_AIM OF THE EXERCISE_. Work out the number of lines containing "قوله". Answer with nothing but that number.

Stored records
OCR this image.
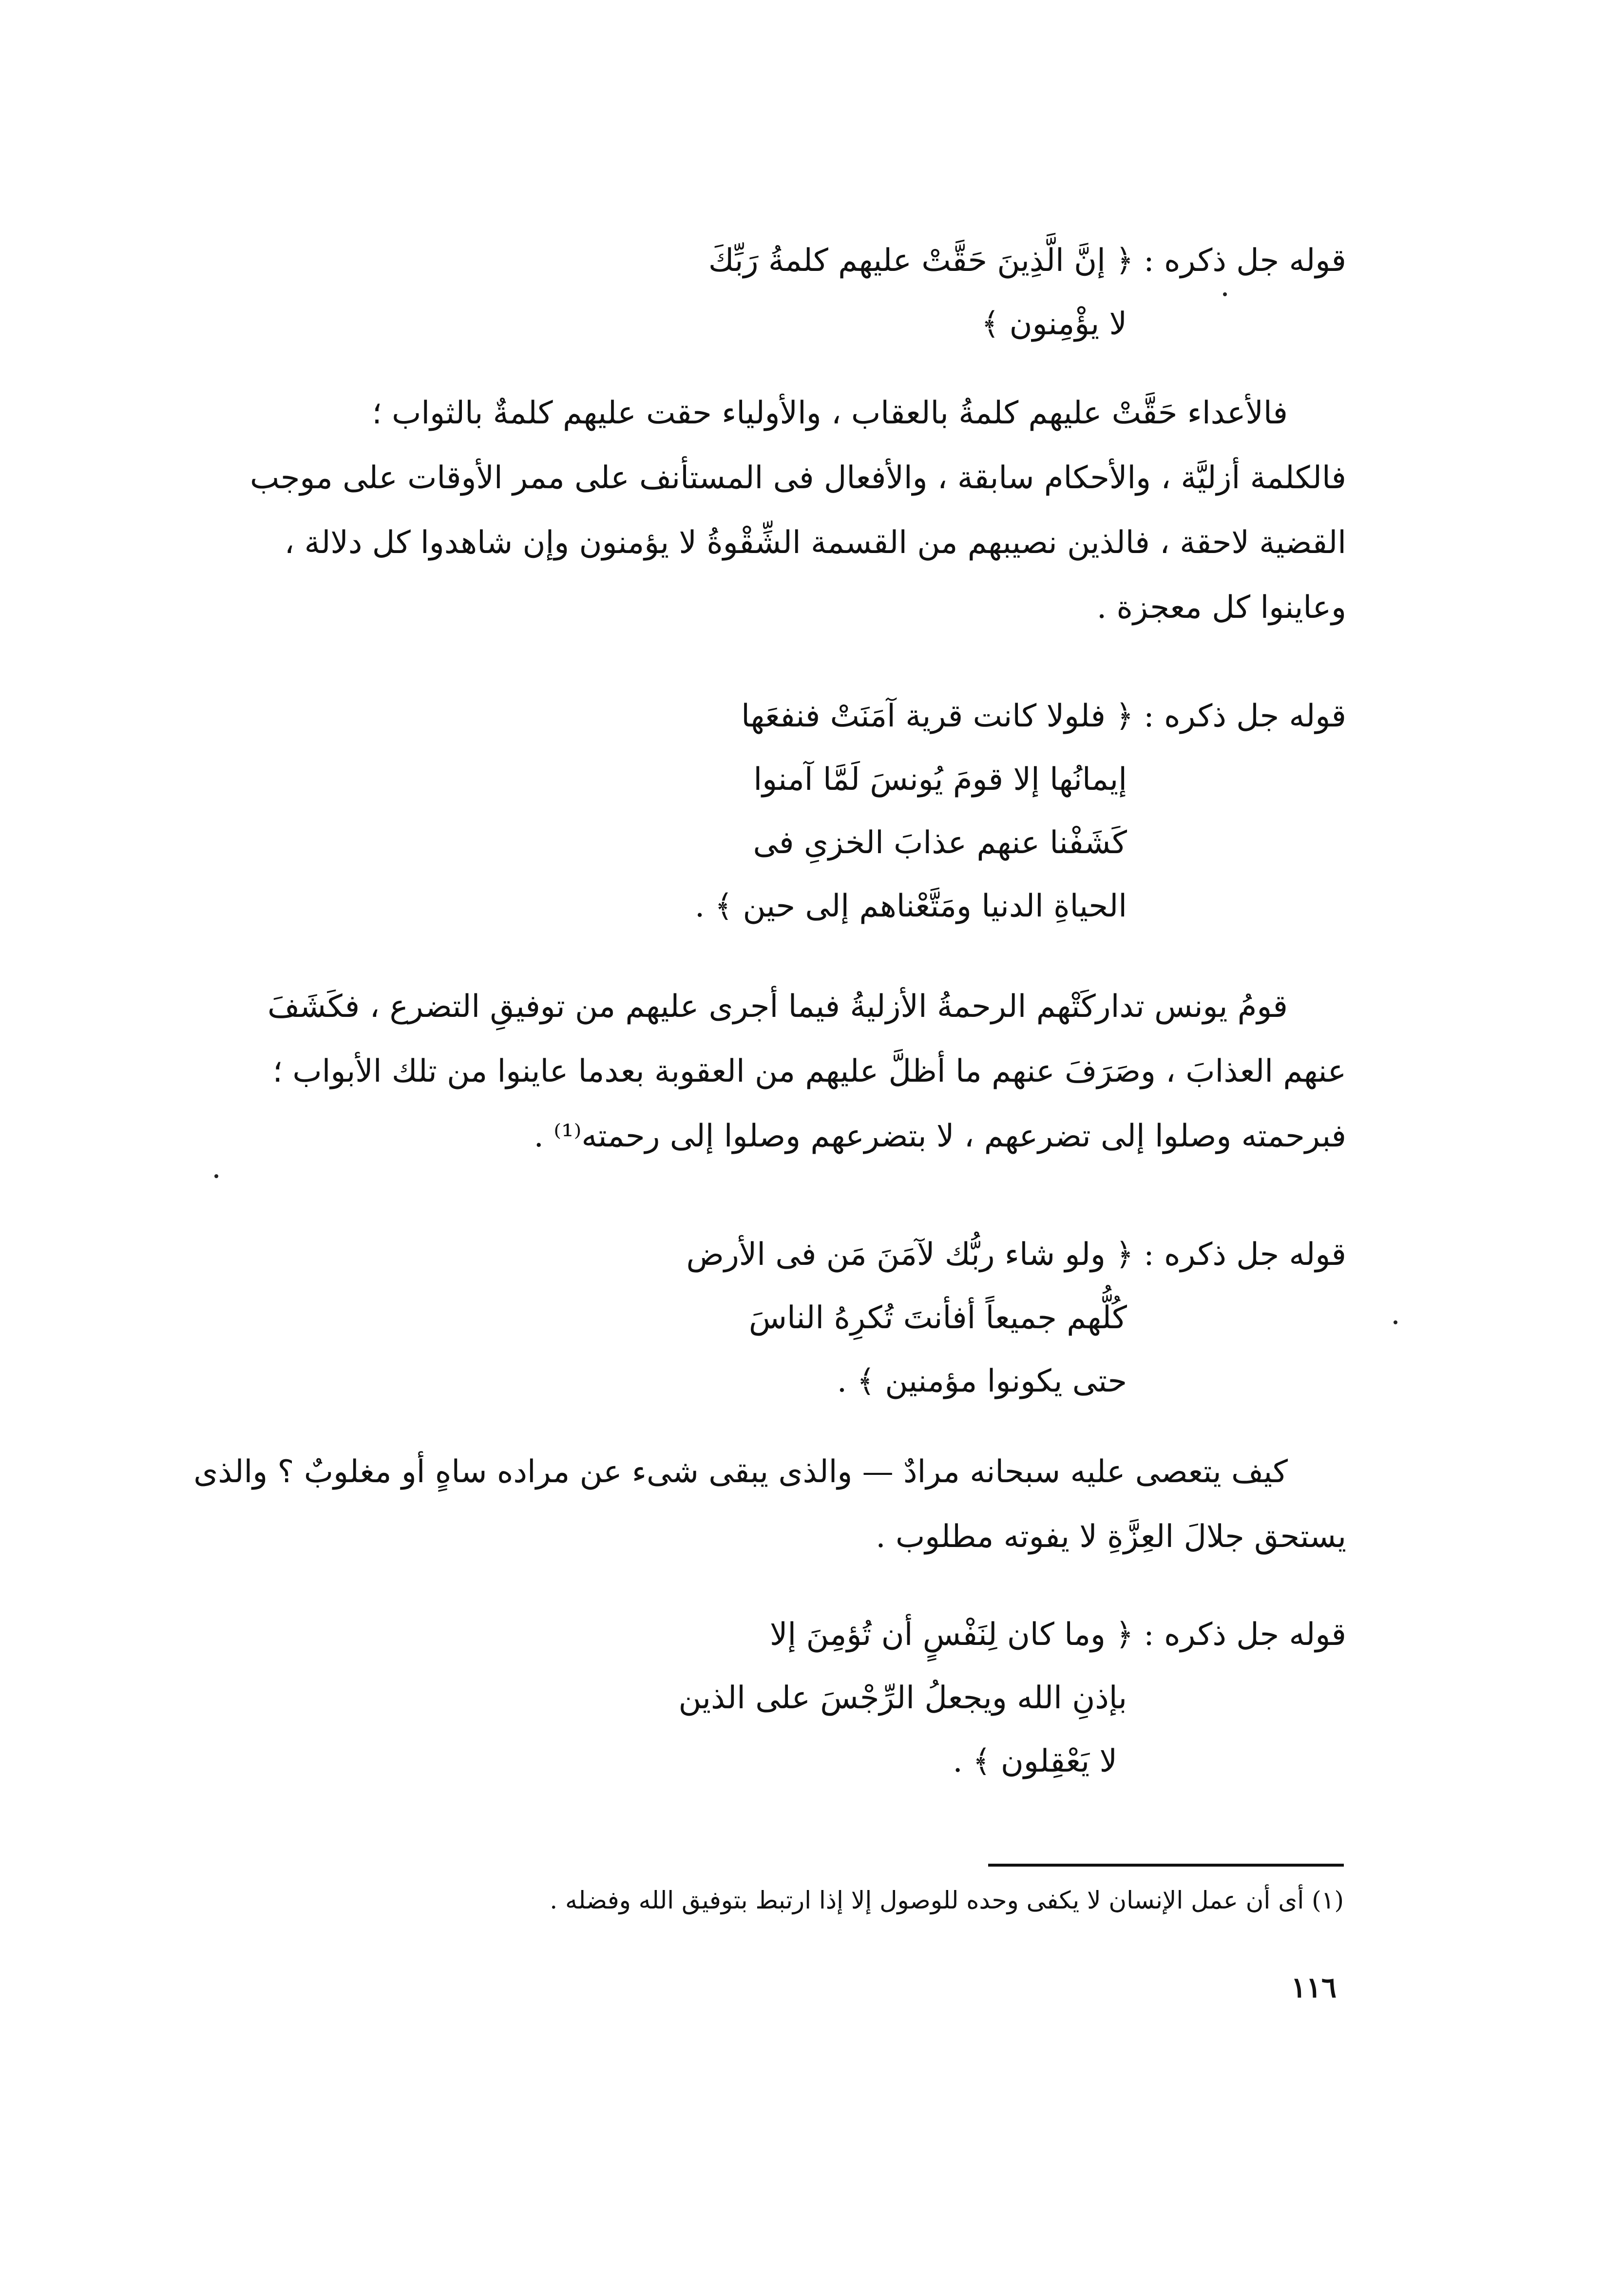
قوله جل ذكره : ﴿ إنَّ الَّذِينَ حَقَّتْ عليهم كلمةُ رَبِّكَ
لا يؤْمِنون ﴾
فالأعداء حَقَّتْ عليهم كلمةُ بالعقاب ، والأولياء حقت عليهم كلمةٌ بالثواب ؛
فالكلمة أزليَّة ، والأحكام سابقة ، والأفعال فى المستأنف على ممر الأوقات على موجب
القضية لاحقة ، فالذين نصيبهم من القسمة الشِّقْوةُ لا يؤمنون وإن شاهدوا كل دلالة ،
وعاينوا كل معجزة .
قوله جل ذكره : ﴿ فلولا كانت قرية آمَنَتْ فنفعَها
إيمانُها إلا قومَ يُونسَ لَمَّا آمنوا
كَشَفْنا عنهم عذابَ الخزىِ فى
الحياةِ الدنيا ومَتَّعْناهم إلى حين ﴾ .
قومُ يونس تداركَتْهم الرحمةُ الأزليةُ فيما أجرى عليهم من توفيقِ التضرع ، فكَشَفَ
عنهم العذابَ ، وصَرَفَ عنهم ما أظلَّ عليهم من العقوبة بعدما عاينوا من تلك الأبواب ؛
فبرحمته وصلوا إلى تضرعهم ، لا بتضرعهم وصلوا إلى رحمته⁽¹⁾ .
قوله جل ذكره : ﴿ ولو شاء ربُّك لآمَنَ مَن فى الأرض
كُلُّهم جميعاً أفأنتَ تُكرِهُ الناسَ
حتى يكونوا مؤمنين ﴾ .
كيف يتعصى عليه سبحانه مرادٌ — والذى يبقى شىء عن مراده ساهٍ أو مغلوبٌ ؟ والذى
يستحق جلالَ العِزَّةِ لا يفوته مطلوب .
قوله جل ذكره : ﴿ وما كان لِنَفْسٍ أن تُؤمِنَ إلا
بإذنِ الله ويجعلُ الرِّجْسَ على الذين
لا يَعْقِلون ﴾ .
(١) أى أن عمل الإنسان لا يكفى وحده للوصول إلا إذا ارتبط بتوفيق الله وفضله .
١١٦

_FINAL RESULT_. 4